# [TASK TO COMPLETE]
Omit the pictures, please, and give each record below again exactly.

# DATASET ROWS start

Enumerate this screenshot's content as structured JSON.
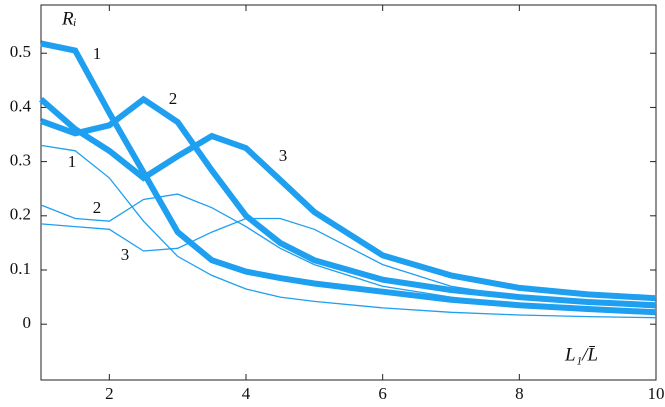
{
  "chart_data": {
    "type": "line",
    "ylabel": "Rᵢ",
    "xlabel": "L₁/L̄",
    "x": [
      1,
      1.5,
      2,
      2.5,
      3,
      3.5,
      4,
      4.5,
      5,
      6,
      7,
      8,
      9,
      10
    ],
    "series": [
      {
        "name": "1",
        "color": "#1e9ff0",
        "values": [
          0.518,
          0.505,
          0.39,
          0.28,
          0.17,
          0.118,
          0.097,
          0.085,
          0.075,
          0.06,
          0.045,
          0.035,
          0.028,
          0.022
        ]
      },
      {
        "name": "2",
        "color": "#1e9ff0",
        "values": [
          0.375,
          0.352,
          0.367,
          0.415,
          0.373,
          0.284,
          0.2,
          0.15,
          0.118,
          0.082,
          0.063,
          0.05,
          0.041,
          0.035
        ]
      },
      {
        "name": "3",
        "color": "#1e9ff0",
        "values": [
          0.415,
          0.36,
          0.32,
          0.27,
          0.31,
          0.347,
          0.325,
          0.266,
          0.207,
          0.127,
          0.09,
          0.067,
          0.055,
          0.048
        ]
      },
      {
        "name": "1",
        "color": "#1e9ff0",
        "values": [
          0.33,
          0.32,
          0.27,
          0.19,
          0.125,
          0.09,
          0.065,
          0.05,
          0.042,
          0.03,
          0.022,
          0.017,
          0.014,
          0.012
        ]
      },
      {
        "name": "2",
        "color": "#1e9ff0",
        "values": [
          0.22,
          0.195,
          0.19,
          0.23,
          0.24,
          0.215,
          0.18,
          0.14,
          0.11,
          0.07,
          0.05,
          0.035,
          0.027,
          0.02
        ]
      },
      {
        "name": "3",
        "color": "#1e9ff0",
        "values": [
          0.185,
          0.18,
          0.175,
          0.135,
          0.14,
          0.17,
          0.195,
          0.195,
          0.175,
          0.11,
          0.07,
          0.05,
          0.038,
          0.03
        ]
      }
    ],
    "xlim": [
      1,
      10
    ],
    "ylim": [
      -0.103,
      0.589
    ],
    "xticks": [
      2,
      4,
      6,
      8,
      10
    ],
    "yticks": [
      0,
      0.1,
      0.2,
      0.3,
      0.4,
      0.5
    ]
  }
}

# DATASET ROWS end

# [OUTPUT FOR THIS EXERCISE]
Enumerate this screenshot's content as structured JSON.
{
  "chart_data": {
    "type": "line",
    "ylabel": "Rᵢ",
    "xlabel": "L₁/L̄",
    "x": [
      1,
      1.5,
      2,
      2.5,
      3,
      3.5,
      4,
      4.5,
      5,
      6,
      7,
      8,
      9,
      10
    ],
    "series": [
      {
        "name": "1",
        "color": "#1e9ff0",
        "values": [
          0.518,
          0.505,
          0.39,
          0.28,
          0.17,
          0.118,
          0.097,
          0.085,
          0.075,
          0.06,
          0.045,
          0.035,
          0.028,
          0.022
        ]
      },
      {
        "name": "2",
        "color": "#1e9ff0",
        "values": [
          0.375,
          0.352,
          0.367,
          0.415,
          0.373,
          0.284,
          0.2,
          0.15,
          0.118,
          0.082,
          0.063,
          0.05,
          0.041,
          0.035
        ]
      },
      {
        "name": "3",
        "color": "#1e9ff0",
        "values": [
          0.415,
          0.36,
          0.32,
          0.27,
          0.31,
          0.347,
          0.325,
          0.266,
          0.207,
          0.127,
          0.09,
          0.067,
          0.055,
          0.048
        ]
      },
      {
        "name": "1",
        "color": "#1e9ff0",
        "values": [
          0.33,
          0.32,
          0.27,
          0.19,
          0.125,
          0.09,
          0.065,
          0.05,
          0.042,
          0.03,
          0.022,
          0.017,
          0.014,
          0.012
        ]
      },
      {
        "name": "2",
        "color": "#1e9ff0",
        "values": [
          0.22,
          0.195,
          0.19,
          0.23,
          0.24,
          0.215,
          0.18,
          0.14,
          0.11,
          0.07,
          0.05,
          0.035,
          0.027,
          0.02
        ]
      },
      {
        "name": "3",
        "color": "#1e9ff0",
        "values": [
          0.185,
          0.18,
          0.175,
          0.135,
          0.14,
          0.17,
          0.195,
          0.195,
          0.175,
          0.11,
          0.07,
          0.05,
          0.038,
          0.03
        ]
      }
    ],
    "xlim": [
      1,
      10
    ],
    "ylim": [
      -0.103,
      0.589
    ],
    "xticks": [
      2,
      4,
      6,
      8,
      10
    ],
    "yticks": [
      0,
      0.1,
      0.2,
      0.3,
      0.4,
      0.5
    ]
  }
}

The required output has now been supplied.